• _Instructions to follow_
Print all of the lines exactly. Any picture among them stays out.

=-=-=

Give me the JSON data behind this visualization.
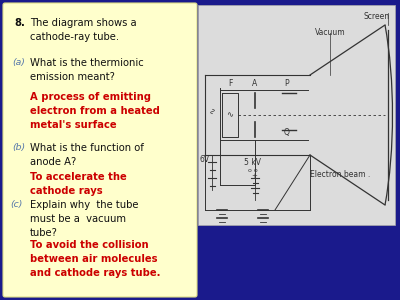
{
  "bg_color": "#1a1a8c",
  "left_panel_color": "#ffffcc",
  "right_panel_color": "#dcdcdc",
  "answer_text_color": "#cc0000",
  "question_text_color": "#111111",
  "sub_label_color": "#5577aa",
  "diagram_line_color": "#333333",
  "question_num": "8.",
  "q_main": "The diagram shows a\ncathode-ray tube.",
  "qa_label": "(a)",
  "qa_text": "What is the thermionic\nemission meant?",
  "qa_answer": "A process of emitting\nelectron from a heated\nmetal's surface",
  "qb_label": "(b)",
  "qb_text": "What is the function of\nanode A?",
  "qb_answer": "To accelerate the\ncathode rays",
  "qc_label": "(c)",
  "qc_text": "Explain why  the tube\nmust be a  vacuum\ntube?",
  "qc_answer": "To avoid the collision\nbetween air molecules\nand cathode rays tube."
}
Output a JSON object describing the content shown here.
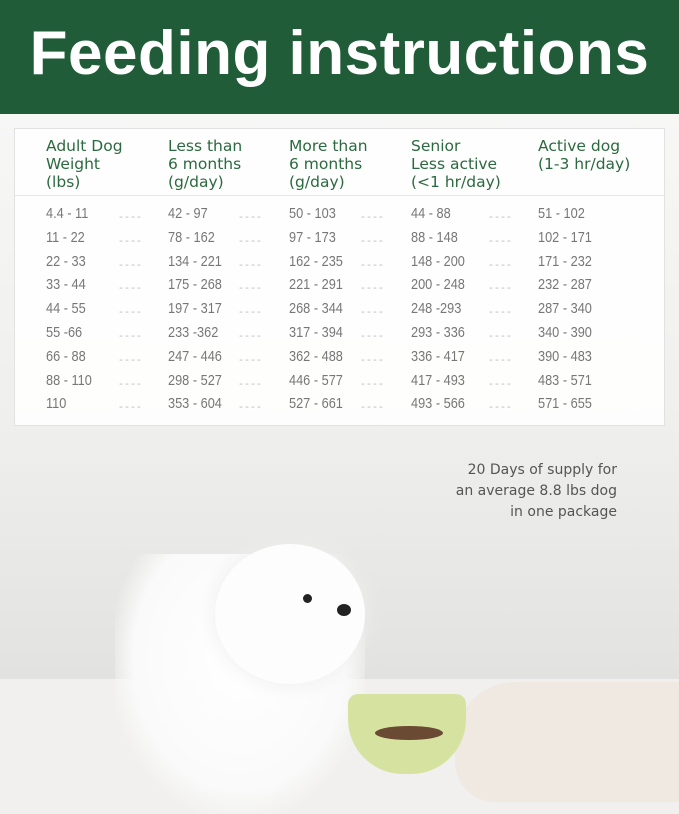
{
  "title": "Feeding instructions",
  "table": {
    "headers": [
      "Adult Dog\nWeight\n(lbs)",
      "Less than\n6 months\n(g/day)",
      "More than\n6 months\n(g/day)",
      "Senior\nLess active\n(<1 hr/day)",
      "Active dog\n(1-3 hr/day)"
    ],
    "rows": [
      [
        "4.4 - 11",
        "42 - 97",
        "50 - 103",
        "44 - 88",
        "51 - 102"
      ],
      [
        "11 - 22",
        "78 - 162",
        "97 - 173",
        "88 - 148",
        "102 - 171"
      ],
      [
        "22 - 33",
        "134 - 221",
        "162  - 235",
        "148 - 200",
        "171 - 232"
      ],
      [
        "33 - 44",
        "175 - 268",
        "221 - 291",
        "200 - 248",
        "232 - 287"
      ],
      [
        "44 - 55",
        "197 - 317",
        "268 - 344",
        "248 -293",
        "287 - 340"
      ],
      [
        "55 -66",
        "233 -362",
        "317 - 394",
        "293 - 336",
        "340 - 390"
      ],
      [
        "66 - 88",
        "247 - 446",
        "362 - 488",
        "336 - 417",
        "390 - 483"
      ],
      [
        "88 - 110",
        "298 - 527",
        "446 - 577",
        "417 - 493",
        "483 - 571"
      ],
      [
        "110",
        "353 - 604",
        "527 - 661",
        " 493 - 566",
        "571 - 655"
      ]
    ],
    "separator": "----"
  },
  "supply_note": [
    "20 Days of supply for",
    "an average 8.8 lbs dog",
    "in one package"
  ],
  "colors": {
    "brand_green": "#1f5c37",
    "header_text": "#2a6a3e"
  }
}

=-=-=

• _Reply_
Give me the JSON data behind this visualization.
{
  "bg_color": "#1a1a8c",
  "left_panel_color": "#ffffcc",
  "right_panel_color": "#dcdcdc",
  "answer_text_color": "#cc0000",
  "question_text_color": "#111111",
  "sub_label_color": "#5577aa",
  "diagram_line_color": "#333333",
  "question_num": "8.",
  "q_main": "The diagram shows a\ncathode-ray tube.",
  "qa_label": "(a)",
  "qa_text": "What is the thermionic\nemission meant?",
  "qa_answer": "A process of emitting\nelectron from a heated\nmetal's surface",
  "qb_label": "(b)",
  "qb_text": "What is the function of\nanode A?",
  "qb_answer": "To accelerate the\ncathode rays",
  "qc_label": "(c)",
  "qc_text": "Explain why  the tube\nmust be a  vacuum\ntube?",
  "qc_answer": "To avoid the collision\nbetween air molecules\nand cathode rays tube."
}
Output a JSON object describing the content shown here.
{
  "title": "Feeding instructions",
  "table": {
    "headers": [
      "Adult Dog\nWeight\n(lbs)",
      "Less than\n6 months\n(g/day)",
      "More than\n6 months\n(g/day)",
      "Senior\nLess active\n(<1 hr/day)",
      "Active dog\n(1-3 hr/day)"
    ],
    "rows": [
      [
        "4.4 - 11",
        "42 - 97",
        "50 - 103",
        "44 - 88",
        "51 - 102"
      ],
      [
        "11 - 22",
        "78 - 162",
        "97 - 173",
        "88 - 148",
        "102 - 171"
      ],
      [
        "22 - 33",
        "134 - 221",
        "162  - 235",
        "148 - 200",
        "171 - 232"
      ],
      [
        "33 - 44",
        "175 - 268",
        "221 - 291",
        "200 - 248",
        "232 - 287"
      ],
      [
        "44 - 55",
        "197 - 317",
        "268 - 344",
        "248 -293",
        "287 - 340"
      ],
      [
        "55 -66",
        "233 -362",
        "317 - 394",
        "293 - 336",
        "340 - 390"
      ],
      [
        "66 - 88",
        "247 - 446",
        "362 - 488",
        "336 - 417",
        "390 - 483"
      ],
      [
        "88 - 110",
        "298 - 527",
        "446 - 577",
        "417 - 493",
        "483 - 571"
      ],
      [
        "110",
        "353 - 604",
        "527 - 661",
        " 493 - 566",
        "571 - 655"
      ]
    ],
    "separator": "----"
  },
  "supply_note": [
    "20 Days of supply for",
    "an average 8.8 lbs dog",
    "in one package"
  ],
  "colors": {
    "brand_green": "#1f5c37",
    "header_text": "#2a6a3e"
  }
}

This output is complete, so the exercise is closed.